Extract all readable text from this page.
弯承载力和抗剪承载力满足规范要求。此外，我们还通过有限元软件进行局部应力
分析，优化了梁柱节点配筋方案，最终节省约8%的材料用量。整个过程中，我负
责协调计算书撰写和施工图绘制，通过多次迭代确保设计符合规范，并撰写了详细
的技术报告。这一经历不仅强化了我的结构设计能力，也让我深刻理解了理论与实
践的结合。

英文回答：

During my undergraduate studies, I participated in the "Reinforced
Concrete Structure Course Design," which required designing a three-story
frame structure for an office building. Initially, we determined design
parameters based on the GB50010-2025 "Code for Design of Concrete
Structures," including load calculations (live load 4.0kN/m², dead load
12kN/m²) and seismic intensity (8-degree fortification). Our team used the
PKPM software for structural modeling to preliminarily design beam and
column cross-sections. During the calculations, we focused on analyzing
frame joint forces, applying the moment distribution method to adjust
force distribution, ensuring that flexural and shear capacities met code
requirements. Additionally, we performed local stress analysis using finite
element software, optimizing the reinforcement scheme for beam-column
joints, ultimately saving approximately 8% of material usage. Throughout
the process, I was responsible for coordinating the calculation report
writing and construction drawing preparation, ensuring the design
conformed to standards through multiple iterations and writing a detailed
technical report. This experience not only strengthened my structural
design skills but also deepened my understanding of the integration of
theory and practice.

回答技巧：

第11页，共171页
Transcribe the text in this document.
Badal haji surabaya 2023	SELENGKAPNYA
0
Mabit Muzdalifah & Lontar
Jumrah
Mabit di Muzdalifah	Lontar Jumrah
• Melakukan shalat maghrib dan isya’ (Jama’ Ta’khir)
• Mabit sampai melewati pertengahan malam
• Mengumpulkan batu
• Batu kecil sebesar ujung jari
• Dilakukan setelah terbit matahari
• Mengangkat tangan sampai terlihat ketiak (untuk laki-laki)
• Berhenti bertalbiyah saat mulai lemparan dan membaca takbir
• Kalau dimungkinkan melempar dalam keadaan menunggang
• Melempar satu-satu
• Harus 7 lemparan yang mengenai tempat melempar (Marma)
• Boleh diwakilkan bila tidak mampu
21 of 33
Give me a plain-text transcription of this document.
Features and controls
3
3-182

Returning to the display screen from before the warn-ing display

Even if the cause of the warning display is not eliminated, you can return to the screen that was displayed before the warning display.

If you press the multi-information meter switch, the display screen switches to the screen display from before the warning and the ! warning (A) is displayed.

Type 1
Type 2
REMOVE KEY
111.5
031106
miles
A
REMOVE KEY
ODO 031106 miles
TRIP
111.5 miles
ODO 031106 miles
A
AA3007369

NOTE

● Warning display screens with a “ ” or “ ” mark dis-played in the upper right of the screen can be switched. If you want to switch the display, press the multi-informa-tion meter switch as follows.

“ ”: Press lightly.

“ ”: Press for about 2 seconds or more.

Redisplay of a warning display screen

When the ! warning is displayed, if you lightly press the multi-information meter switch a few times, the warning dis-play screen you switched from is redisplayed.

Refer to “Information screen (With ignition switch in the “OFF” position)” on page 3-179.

Work required:
Set down nothing but the lines from the one with "Give me a plain-text" through the end of the records, keeping each line exactly as written and including both ends.

Result for this task:
Give me a plain-text transcription of this document.
Features and controls
3
3-182

Returning to the display screen from before the warn-ing display

Even if the cause of the warning display is not eliminated, you can return to the screen that was displayed before the warning display.

If you press the multi-information meter switch, the display screen switches to the screen display from before the warning and the ! warning (A) is displayed.

Type 1
Type 2
REMOVE KEY
111.5
031106
miles
A
REMOVE KEY
ODO 031106 miles
TRIP
111.5 miles
ODO 031106 miles
A
AA3007369

NOTE

● Warning display screens with a “ ” or “ ” mark dis-played in the upper right of the screen can be switched. If you want to switch the display, press the multi-informa-tion meter switch as follows.

“ ”: Press lightly.

“ ”: Press for about 2 seconds or more.

Redisplay of a warning display screen

When the ! warning is displayed, if you lightly press the multi-information meter switch a few times, the warning dis-play screen you switched from is redisplayed.

Refer to “Information screen (With ignition switch in the “OFF” position)” on page 3-179.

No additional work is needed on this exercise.